■ **Set exercise**:
Examine each line of the data. Copy those that contain the string "DIMR".

—————

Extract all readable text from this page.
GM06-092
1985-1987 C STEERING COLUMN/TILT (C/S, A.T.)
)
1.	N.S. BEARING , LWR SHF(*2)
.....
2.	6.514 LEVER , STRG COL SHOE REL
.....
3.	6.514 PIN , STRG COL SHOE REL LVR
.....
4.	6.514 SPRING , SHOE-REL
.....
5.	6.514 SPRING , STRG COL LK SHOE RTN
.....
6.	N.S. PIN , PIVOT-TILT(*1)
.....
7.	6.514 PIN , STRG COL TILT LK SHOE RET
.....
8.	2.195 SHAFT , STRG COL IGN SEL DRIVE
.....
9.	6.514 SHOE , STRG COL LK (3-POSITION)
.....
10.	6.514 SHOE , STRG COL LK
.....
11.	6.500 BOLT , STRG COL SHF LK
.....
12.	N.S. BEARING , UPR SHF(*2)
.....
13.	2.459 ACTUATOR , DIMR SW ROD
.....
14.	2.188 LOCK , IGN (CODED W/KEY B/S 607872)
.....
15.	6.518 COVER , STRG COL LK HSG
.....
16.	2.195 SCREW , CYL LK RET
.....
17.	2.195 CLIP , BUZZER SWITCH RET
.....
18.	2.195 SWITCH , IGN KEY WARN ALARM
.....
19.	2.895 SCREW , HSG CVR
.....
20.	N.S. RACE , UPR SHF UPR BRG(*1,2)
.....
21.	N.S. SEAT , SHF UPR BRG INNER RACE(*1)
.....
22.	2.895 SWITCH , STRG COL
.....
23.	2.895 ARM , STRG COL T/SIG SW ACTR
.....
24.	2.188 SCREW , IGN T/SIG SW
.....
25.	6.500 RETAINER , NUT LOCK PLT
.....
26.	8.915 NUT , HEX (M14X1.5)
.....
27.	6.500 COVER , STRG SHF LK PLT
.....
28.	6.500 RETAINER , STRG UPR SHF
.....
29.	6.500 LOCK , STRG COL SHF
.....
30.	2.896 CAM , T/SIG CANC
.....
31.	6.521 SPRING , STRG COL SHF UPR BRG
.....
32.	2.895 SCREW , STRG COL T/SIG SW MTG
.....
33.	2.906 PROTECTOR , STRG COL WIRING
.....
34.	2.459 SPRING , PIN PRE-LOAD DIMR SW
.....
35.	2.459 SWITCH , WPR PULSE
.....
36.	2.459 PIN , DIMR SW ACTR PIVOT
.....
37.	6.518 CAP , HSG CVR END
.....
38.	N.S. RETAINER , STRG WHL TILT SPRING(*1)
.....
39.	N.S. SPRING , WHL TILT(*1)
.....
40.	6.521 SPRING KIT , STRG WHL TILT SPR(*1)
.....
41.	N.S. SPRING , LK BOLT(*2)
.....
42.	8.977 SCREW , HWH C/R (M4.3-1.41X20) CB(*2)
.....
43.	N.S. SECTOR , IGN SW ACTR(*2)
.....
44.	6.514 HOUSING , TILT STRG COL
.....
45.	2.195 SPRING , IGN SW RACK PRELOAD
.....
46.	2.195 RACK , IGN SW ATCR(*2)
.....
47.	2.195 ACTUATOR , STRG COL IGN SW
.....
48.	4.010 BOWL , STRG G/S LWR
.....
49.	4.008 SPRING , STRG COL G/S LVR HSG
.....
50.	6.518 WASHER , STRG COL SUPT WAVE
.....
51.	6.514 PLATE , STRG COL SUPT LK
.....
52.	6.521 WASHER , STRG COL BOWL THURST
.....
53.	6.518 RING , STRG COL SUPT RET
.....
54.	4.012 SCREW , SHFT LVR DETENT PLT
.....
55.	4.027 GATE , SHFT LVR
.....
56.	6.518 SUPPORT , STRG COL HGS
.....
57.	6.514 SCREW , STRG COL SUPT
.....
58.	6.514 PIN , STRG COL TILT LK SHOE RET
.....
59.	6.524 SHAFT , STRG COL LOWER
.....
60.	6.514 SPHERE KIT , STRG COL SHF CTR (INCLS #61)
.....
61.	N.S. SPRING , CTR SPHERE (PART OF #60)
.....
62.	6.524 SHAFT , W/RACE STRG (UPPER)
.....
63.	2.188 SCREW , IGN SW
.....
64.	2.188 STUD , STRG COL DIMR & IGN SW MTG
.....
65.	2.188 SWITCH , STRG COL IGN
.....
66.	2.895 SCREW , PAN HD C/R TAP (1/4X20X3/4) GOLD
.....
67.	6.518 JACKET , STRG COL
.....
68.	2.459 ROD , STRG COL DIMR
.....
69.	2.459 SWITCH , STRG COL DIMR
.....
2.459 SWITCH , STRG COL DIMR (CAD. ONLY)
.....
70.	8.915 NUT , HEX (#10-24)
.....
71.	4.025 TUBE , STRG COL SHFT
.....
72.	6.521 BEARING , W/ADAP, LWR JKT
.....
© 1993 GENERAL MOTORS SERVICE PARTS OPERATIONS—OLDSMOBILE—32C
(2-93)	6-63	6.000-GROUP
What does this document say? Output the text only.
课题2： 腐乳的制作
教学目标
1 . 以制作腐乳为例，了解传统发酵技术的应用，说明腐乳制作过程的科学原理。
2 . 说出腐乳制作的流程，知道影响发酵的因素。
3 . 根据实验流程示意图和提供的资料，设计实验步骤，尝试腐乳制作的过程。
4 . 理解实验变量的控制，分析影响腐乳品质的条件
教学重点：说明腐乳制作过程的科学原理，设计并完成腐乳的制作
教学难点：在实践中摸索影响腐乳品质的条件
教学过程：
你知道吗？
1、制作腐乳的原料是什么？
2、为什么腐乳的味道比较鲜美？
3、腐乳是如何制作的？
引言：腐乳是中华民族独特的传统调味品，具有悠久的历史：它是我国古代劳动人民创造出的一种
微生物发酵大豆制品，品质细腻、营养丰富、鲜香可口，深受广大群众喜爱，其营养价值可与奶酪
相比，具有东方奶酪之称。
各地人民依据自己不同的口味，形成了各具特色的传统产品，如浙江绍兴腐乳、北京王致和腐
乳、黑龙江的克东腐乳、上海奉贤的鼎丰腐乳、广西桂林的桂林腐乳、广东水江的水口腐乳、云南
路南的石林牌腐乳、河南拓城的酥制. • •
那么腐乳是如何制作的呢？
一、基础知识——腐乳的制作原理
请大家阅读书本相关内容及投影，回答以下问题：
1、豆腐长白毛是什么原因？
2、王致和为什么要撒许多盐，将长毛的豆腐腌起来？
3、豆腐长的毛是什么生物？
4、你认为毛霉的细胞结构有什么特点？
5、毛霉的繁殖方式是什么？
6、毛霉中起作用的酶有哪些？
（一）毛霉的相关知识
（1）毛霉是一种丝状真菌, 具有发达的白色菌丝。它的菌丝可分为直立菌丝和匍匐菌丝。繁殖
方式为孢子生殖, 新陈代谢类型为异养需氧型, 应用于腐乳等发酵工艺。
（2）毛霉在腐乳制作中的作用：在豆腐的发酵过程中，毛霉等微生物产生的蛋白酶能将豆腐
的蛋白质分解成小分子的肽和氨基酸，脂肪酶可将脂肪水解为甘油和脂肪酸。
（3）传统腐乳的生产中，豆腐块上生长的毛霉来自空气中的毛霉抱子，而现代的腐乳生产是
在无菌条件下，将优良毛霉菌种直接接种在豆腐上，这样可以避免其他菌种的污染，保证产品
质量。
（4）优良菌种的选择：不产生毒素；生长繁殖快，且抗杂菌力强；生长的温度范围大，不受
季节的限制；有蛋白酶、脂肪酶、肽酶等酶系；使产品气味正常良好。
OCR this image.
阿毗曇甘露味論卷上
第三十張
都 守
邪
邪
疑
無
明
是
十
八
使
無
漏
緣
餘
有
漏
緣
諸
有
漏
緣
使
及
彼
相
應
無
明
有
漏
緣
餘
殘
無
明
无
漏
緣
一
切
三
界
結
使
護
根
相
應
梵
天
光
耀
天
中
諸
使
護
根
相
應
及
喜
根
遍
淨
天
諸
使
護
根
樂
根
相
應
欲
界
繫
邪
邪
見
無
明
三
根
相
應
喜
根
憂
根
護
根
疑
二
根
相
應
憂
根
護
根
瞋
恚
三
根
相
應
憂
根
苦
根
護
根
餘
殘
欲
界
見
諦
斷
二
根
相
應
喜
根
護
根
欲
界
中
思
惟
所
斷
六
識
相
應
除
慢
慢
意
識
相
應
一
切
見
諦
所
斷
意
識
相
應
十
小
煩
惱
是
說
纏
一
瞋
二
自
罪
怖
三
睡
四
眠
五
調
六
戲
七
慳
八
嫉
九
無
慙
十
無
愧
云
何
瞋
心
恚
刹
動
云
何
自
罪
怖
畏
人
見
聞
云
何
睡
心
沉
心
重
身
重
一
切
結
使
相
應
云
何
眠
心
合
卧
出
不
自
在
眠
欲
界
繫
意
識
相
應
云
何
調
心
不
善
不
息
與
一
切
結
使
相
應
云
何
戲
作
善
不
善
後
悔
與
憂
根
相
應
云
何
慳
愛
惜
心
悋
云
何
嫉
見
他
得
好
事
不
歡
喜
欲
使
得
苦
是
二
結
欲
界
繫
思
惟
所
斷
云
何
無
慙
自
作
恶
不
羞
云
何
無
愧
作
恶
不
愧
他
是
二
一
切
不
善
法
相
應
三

—————

■ **Written reply**:
13.	2.459 ACTUATOR , DIMR SW ROD
34.	2.459 SPRING , PIN PRE-LOAD DIMR SW
36.	2.459 PIN , DIMR SW ACTR PIVOT
64.	2.188 STUD , STRG COL DIMR & IGN SW MTG
68.	2.459 ROD , STRG COL DIMR
69.	2.459 SWITCH , STRG COL DIMR
2.459 SWITCH , STRG COL DIMR (CAD. ONLY)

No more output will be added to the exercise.